#### Exercise details:
Reproduce the records below in full and without edits, omitting images.

### Data lines ###

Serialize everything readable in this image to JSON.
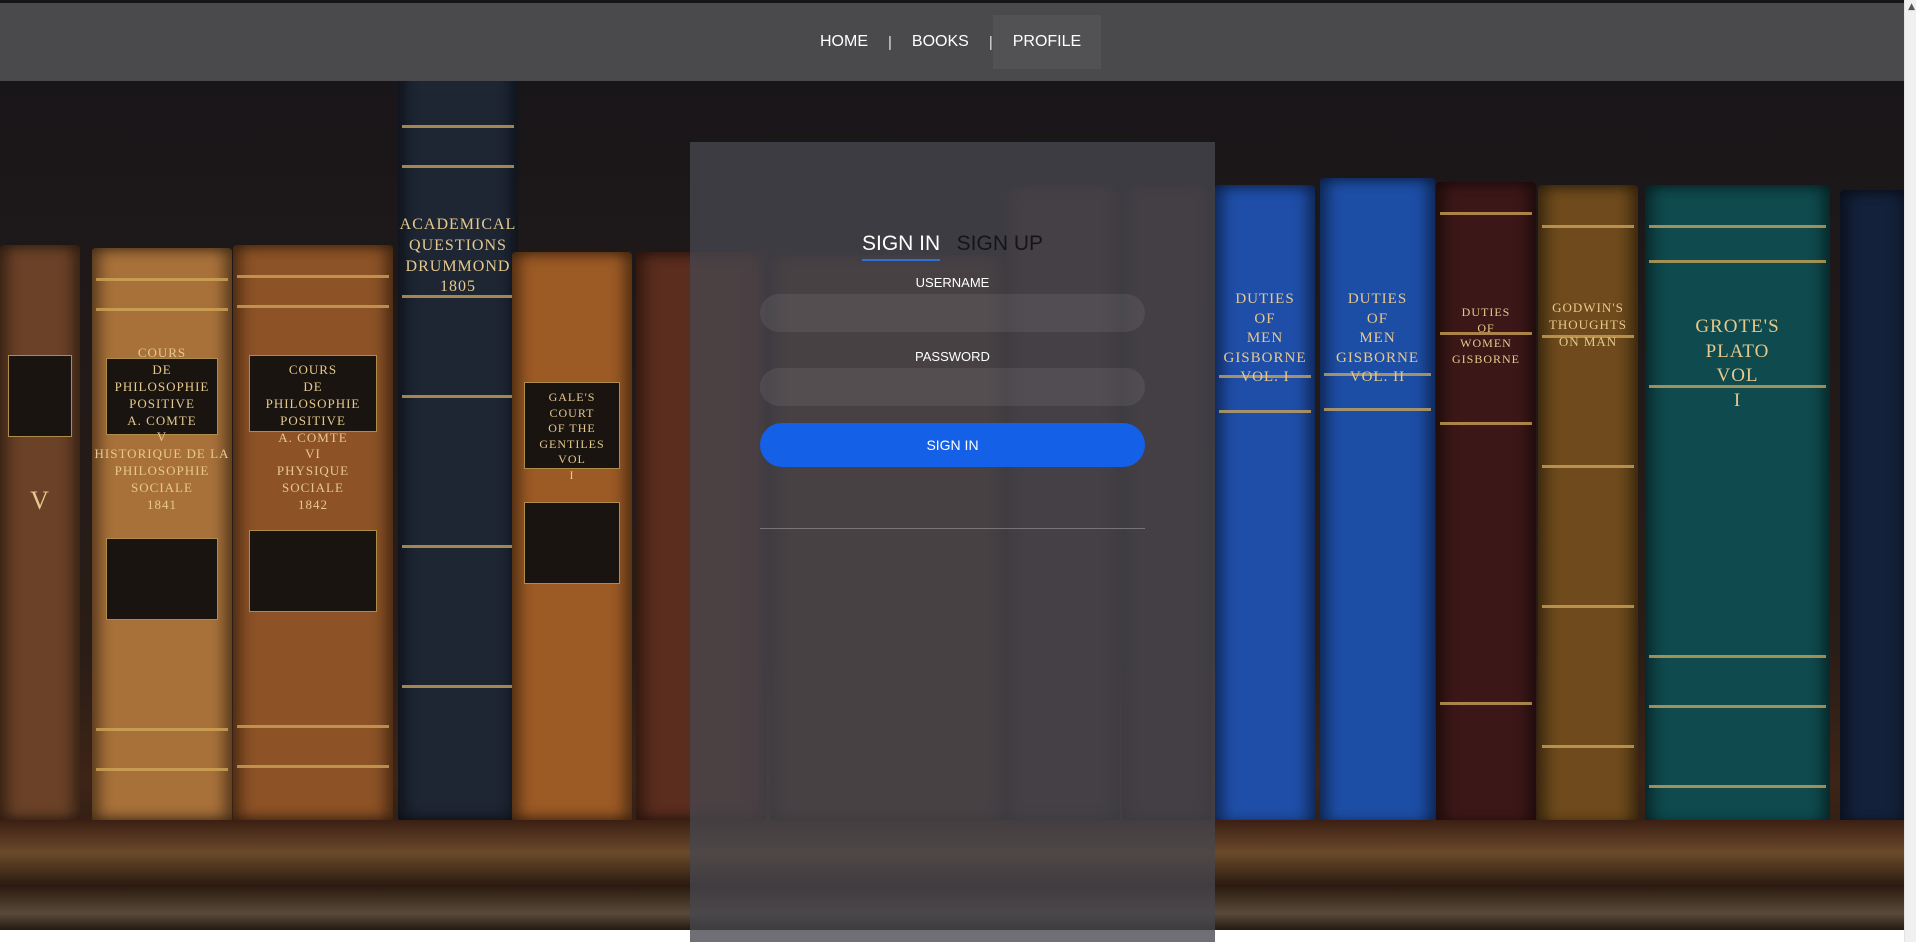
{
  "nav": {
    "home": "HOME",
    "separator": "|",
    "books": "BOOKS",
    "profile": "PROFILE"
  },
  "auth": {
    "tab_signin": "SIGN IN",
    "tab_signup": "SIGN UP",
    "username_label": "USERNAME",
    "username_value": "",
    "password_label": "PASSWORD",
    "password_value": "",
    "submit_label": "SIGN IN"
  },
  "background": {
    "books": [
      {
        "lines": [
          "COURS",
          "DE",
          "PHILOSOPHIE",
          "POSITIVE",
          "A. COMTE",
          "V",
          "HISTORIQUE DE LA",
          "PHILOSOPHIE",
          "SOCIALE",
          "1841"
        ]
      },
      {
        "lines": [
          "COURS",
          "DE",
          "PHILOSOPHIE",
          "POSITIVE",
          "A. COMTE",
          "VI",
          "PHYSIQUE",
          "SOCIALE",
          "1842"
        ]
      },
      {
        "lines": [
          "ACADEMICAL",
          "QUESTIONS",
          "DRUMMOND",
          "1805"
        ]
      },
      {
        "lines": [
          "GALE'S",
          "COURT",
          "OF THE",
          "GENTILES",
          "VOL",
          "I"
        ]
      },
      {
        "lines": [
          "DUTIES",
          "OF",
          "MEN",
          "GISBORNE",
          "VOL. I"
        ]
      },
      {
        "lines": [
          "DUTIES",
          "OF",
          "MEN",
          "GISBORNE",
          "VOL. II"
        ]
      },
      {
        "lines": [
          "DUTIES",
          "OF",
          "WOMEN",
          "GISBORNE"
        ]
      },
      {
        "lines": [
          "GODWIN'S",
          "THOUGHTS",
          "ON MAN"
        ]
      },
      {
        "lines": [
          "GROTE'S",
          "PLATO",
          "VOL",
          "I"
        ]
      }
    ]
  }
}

###

#### Exercise result:
Serialize everything readable in this image to JSON.
{
  "nav": {
    "home": "HOME",
    "separator": "|",
    "books": "BOOKS",
    "profile": "PROFILE"
  },
  "auth": {
    "tab_signin": "SIGN IN",
    "tab_signup": "SIGN UP",
    "username_label": "USERNAME",
    "username_value": "",
    "password_label": "PASSWORD",
    "password_value": "",
    "submit_label": "SIGN IN"
  },
  "background": {
    "books": [
      {
        "lines": [
          "COURS",
          "DE",
          "PHILOSOPHIE",
          "POSITIVE",
          "A. COMTE",
          "V",
          "HISTORIQUE DE LA",
          "PHILOSOPHIE",
          "SOCIALE",
          "1841"
        ]
      },
      {
        "lines": [
          "COURS",
          "DE",
          "PHILOSOPHIE",
          "POSITIVE",
          "A. COMTE",
          "VI",
          "PHYSIQUE",
          "SOCIALE",
          "1842"
        ]
      },
      {
        "lines": [
          "ACADEMICAL",
          "QUESTIONS",
          "DRUMMOND",
          "1805"
        ]
      },
      {
        "lines": [
          "GALE'S",
          "COURT",
          "OF THE",
          "GENTILES",
          "VOL",
          "I"
        ]
      },
      {
        "lines": [
          "DUTIES",
          "OF",
          "MEN",
          "GISBORNE",
          "VOL. I"
        ]
      },
      {
        "lines": [
          "DUTIES",
          "OF",
          "MEN",
          "GISBORNE",
          "VOL. II"
        ]
      },
      {
        "lines": [
          "DUTIES",
          "OF",
          "WOMEN",
          "GISBORNE"
        ]
      },
      {
        "lines": [
          "GODWIN'S",
          "THOUGHTS",
          "ON MAN"
        ]
      },
      {
        "lines": [
          "GROTE'S",
          "PLATO",
          "VOL",
          "I"
        ]
      }
    ]
  }
}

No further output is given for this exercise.